Vemo-lo como um dos maiores pintores do mundo, mesmo que não apreciemos o seu trabalho. Sabemos o seu nome de cor, lemo-lo em toda a parte e é difícil que alguém não se lembre de pelo menos uma das suas obras, conhecidas por, na maior parte das vezes, revelarem corpos disformes em figuras geométricas e coloridas. Pablo Picasso, o pai do Cubismo, marcou a história da arte, é admirado por muitos, mas, ao que parece, o seu nome não é “intocável”.
Passados 49 anos da sua morte, o artista voltou a ser o centro das atenções, mas não pelos melhores motivos. Depois de um grupo de ativistas feministas francesas o classificaram como “génio violento”, “minotauro” e acusarem-no de ter “destruído” a vida de quem lhe era próximo e o amava, as opiniões multiplicam-se e começa a ser cada vez mais difícil para aqueles que gerem o seu legado, gerir as alegações, apesar da controvérsia ter levado a um resgate histórico da figura do artista em diversos espaços culturais.
Desde a década de 1980, vários livros pintam retratos negativos do ídolo da arte moderna, cuja obra se nutre das suas relações com as mulheres que foram passando na sua vida. E pelo seu histórico certamente que não seria vangloriado pelas feministas de hoje.
Segundo o El Mundo, “havia duas esposas e, pelo menos, seis amantes”. Picasso tinha tendência para “abandonar as mulheres quando adoeciam”, possuía um “apetite voraz” por prostitutas e, por norma, interessava-se sempre por mulheres impressionantemente mais novas (a sua segunda esposa, Olga Koklova, tinha 27 anos quando se casou com o pintor com 79, por exemplo).
De acordo com o jornal espanhol, Picasso afirmava que, para si, “só existiam dois tipos de mulheres”: deusas e capachos (tapete de esparto a que se limpa o calçado). Esta citação provavelmente faria com que, atualmente, os servidores do Twitter entrassem em combustão. O movimento #MeToo tornou a violência contra as mulheres uma questão social e, agora, até mesmo Pablo Picasso parece não conseguir escapar, um assunto que museus e o seu neto, Olivier, querem abordar, mas com “precisão”.
Génio violento A ideia de apresentar Picasso como um “génio violento” surgiu do premiado podcast feminista criado em 2021 por Julie Beauzac, do qual foi publicado um episódio dedicado ao pintor e intitulado ‘Separando o Homem do Artista’, que foi ouvido por 250 mil pessoas.
O episódio deu a palavra a Sophie Chauveau, jornalista e autora de Picasso, o Minotauro, publicado em 2017, que descreve, segundo ela, “a influência irresistível e devastadora do génio sobre aqueles que o amavam”. Chauveau afirma ainda ter investigado “durante anos” sem, no entanto, ter acesso aos arquivos da família. Esta evoca um pintor “brilhante” tanto quanto um homem “violento”, “ciumento”, “perverso” e “destrutivo”, “grande sedutor” que “não hesitava em conquistar e abusar de mulheres muito jovens”.

──────────

_PEDIDO 1_:
Segundo o excerto sobre Picasso, por que razão se torna cada vez mais difícil, para aqueles que gerem o legado do artista, gerir as alegações?
_PEDIDO 2_:
Transcreva do excerto sobre Picasso tudo o que vai desde "Génio violento A" até "250 mil pessoas.".

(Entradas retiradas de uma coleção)

──────────

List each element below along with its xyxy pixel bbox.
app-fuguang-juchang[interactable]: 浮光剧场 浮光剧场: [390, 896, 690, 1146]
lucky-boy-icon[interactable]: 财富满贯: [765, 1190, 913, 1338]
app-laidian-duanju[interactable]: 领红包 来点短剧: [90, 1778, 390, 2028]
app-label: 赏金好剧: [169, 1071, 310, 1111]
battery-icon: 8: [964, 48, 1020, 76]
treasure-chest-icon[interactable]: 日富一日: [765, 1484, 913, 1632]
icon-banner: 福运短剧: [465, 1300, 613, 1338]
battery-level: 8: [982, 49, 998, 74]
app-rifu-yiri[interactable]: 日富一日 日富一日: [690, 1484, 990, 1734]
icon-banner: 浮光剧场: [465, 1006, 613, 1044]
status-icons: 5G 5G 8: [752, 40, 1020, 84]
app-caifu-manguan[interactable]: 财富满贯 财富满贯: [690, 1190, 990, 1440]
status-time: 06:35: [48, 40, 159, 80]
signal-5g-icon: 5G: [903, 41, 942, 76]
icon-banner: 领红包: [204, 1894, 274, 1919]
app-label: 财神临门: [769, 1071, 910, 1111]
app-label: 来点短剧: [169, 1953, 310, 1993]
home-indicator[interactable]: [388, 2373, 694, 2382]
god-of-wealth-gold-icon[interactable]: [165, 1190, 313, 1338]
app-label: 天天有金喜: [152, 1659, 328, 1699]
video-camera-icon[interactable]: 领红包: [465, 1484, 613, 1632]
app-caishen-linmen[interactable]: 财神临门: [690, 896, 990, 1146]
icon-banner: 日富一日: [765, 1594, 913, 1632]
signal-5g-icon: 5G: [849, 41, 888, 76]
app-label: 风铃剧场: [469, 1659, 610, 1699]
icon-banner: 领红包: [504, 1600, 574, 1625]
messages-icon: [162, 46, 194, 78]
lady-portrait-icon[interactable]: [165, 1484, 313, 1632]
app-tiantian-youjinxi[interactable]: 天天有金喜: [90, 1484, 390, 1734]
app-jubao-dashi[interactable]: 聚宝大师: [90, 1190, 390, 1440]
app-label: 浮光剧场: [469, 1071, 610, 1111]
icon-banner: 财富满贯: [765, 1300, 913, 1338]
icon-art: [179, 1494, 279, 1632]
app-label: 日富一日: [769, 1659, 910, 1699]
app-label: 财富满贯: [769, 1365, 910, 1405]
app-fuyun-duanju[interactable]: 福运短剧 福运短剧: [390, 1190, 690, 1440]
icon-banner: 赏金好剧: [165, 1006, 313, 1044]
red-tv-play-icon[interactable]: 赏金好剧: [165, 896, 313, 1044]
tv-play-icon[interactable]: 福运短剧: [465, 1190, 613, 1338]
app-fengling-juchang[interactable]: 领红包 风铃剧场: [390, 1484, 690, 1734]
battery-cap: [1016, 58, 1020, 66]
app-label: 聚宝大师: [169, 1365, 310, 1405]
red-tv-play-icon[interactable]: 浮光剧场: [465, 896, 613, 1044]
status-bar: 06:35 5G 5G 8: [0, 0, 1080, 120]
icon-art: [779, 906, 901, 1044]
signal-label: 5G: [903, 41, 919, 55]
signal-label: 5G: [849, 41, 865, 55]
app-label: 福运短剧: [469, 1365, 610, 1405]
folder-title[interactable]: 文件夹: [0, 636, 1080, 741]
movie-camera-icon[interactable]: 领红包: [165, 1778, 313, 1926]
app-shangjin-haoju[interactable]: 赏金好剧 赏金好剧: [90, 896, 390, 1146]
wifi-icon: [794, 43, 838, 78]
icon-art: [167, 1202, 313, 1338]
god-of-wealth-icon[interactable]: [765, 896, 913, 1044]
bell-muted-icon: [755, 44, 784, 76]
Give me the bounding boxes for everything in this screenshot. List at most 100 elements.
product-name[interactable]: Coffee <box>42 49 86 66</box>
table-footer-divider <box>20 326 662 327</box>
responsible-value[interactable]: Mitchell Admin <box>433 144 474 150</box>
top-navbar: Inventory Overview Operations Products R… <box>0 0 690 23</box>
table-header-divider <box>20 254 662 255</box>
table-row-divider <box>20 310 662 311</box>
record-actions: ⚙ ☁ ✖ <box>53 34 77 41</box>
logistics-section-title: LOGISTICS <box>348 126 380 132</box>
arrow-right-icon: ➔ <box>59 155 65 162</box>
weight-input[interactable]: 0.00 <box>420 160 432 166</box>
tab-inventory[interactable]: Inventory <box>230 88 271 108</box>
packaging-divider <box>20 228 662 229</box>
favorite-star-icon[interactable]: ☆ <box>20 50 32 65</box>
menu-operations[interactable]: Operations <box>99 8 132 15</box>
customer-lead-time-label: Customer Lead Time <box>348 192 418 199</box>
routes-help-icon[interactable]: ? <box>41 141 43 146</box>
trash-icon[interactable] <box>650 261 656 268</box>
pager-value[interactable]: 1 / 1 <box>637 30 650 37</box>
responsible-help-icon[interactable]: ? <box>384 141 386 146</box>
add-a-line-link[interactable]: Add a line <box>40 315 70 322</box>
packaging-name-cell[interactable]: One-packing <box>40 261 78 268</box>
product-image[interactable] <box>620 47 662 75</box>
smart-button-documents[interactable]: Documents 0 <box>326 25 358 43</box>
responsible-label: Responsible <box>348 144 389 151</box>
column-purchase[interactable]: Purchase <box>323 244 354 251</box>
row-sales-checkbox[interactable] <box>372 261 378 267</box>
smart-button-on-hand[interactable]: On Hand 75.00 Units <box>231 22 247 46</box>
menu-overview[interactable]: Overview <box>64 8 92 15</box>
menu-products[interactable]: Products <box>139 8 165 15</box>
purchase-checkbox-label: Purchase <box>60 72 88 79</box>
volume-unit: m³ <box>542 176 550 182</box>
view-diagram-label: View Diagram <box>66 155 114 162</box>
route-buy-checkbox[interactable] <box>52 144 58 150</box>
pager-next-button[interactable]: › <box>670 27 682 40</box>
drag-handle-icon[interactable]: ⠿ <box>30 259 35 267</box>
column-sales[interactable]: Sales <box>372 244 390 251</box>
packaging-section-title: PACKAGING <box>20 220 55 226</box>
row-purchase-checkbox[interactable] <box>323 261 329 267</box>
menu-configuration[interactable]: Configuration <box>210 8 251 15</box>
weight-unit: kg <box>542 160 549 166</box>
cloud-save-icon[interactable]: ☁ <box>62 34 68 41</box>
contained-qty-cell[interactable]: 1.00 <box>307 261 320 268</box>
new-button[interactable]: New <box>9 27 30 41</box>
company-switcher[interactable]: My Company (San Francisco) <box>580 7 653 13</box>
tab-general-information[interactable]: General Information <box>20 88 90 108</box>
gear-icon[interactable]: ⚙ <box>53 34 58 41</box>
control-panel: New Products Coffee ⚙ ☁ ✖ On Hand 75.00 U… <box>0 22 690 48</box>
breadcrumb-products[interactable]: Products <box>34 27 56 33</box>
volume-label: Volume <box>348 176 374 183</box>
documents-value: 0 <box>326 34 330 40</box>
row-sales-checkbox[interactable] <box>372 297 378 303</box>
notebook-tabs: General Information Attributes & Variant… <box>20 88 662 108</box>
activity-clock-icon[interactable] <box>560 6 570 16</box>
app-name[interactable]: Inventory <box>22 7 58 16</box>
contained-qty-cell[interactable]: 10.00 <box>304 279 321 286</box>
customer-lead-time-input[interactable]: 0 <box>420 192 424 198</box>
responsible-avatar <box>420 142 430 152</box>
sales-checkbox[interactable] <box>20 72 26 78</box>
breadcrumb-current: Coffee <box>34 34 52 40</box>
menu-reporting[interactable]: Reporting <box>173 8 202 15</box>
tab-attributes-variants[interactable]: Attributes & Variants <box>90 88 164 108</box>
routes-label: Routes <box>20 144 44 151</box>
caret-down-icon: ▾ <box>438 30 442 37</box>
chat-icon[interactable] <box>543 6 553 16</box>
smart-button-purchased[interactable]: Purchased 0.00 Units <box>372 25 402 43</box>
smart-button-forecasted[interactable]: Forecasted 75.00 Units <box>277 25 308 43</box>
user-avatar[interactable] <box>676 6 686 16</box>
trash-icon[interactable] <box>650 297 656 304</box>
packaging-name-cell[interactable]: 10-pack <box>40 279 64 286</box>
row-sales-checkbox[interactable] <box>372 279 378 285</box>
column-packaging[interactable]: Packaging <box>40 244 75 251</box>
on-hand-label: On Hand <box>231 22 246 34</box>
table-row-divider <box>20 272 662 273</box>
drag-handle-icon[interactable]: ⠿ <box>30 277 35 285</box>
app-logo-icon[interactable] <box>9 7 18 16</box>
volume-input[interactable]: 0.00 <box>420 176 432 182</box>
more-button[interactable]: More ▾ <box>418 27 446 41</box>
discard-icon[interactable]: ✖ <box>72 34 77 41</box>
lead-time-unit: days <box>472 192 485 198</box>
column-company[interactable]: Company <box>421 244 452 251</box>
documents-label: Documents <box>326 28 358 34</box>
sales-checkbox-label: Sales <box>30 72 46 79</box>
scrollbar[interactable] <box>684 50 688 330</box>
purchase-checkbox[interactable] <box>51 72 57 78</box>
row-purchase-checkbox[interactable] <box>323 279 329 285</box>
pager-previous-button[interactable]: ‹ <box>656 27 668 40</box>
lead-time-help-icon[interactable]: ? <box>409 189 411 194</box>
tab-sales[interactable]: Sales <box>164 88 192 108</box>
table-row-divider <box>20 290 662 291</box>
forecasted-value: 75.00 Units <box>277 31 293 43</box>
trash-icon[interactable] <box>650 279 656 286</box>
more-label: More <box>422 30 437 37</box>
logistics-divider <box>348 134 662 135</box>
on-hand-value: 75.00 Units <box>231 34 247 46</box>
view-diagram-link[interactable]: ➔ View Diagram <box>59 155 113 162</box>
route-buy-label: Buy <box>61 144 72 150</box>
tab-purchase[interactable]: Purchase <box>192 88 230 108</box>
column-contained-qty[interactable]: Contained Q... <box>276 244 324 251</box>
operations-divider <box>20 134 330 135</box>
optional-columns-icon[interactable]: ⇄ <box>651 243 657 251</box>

──────────

_RESPOSTA À TAREFA 1_:
Porque as opiniões se multiplicaram depois de um grupo de ativistas feministas francesas o ter classificado como "génio violento" e "minotauro" e o ter acusado de ter "destruído" a vida de quem lhe era próximo e o amava.

_RESPOSTA À TAREFA 2_:
Génio violento A ideia de apresentar Picasso como um “génio violento” surgiu do premiado podcast feminista criado em 2021 por Julie Beauzac, do qual foi publicado um episódio dedicado ao pintor e intitulado ‘Separando o Homem do Artista’, que foi ouvido por 250 mil pessoas.